[Extract provided Boundary: Start]

Limited liability companies (LLCs) and S Corporations are business structures that provide liability protection for business owners and allow for pass-through tax treatment. While they have those things (and some others) in common, they differ in several ways, too. If you’re starting a business or considering changing a sole proprietorship or general partnership to an S Corporation or LLC, it’s critical to understand the similarities and differences. Every business and business owner’s needs are unique in some respects, so I encourage entrepreneurs to do research on their own and enlist the expertise of an attorney and tax advisor when deciding how to structure their company.
To get you started in your due diligence efforts, I’ll share some of the basic considerations when evaluating the pros and cons of the LLC and S Corp.
Overview of the LLC and S Corporation
A limited liability company is a statutory business entity that one or more business owners (called members) may form. Each state requires the filing of registration paperwork (usually called “Articles of Organization”) with the secretary of state (or comparable agency) office to establish an LLC.

[Extract provided Boundary: End]

- _Work to be completed_: In the text comparing LLCs and S Corporations, what is the registration paperwork filed to establish an LLC usually called?

[Listed entries Boundary: Start]

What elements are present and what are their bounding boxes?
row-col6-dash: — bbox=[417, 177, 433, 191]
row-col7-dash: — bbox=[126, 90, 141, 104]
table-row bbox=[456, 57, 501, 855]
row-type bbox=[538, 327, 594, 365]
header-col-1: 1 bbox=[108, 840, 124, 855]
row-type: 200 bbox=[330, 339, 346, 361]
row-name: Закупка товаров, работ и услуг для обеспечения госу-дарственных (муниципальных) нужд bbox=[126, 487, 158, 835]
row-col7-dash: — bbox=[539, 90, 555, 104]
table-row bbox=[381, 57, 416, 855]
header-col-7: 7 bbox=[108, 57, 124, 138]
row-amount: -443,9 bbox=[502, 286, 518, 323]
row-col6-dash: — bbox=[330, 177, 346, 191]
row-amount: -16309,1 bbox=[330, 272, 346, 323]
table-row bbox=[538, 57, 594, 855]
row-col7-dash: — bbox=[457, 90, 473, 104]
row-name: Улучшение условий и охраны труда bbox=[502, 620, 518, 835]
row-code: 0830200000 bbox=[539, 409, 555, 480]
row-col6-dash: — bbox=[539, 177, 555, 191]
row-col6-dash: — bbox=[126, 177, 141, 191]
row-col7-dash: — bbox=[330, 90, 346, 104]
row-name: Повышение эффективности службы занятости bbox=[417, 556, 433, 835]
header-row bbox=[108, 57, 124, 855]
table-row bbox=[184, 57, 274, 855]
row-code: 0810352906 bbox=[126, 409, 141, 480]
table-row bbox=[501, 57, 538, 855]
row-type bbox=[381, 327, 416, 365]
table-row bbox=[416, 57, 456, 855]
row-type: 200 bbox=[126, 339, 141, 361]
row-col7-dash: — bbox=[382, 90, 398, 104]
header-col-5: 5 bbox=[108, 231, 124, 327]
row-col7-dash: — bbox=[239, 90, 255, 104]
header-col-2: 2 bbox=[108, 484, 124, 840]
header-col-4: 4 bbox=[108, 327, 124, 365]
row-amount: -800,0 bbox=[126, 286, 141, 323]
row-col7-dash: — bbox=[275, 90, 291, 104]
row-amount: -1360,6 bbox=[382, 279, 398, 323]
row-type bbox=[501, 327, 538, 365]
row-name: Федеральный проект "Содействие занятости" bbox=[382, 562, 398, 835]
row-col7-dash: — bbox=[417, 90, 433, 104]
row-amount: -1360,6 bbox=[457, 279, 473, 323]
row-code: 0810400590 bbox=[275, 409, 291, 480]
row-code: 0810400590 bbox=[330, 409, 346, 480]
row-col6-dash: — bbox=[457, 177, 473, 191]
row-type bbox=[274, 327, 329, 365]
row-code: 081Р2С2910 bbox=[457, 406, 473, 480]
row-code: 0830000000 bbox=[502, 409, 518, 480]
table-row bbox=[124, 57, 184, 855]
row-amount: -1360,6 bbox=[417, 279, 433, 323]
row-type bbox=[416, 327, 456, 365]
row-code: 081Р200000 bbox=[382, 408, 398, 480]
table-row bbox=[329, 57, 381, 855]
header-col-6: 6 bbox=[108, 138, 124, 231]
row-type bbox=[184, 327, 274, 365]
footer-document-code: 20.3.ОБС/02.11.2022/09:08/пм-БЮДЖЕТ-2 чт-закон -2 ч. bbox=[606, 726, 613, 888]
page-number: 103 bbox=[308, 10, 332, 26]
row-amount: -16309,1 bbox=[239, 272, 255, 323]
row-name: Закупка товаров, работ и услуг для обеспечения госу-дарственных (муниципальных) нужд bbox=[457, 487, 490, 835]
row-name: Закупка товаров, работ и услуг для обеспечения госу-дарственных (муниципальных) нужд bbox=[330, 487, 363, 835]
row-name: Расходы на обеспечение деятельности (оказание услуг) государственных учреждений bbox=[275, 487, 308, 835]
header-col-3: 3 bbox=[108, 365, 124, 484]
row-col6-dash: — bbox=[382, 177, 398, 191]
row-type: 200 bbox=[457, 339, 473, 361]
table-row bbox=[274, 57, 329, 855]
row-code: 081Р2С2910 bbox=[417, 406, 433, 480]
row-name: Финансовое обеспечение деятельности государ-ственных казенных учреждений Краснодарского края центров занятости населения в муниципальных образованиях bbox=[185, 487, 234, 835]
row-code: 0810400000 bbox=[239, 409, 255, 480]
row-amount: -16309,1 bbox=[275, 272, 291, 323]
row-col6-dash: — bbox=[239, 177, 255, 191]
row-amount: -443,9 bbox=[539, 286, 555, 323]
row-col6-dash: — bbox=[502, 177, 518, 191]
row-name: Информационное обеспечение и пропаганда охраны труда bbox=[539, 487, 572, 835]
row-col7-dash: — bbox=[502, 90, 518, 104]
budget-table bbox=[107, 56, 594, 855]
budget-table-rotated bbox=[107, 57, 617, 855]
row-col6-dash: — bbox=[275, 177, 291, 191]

[Listed entries Boundary: End]

- _Exercise response_: Articles of Organization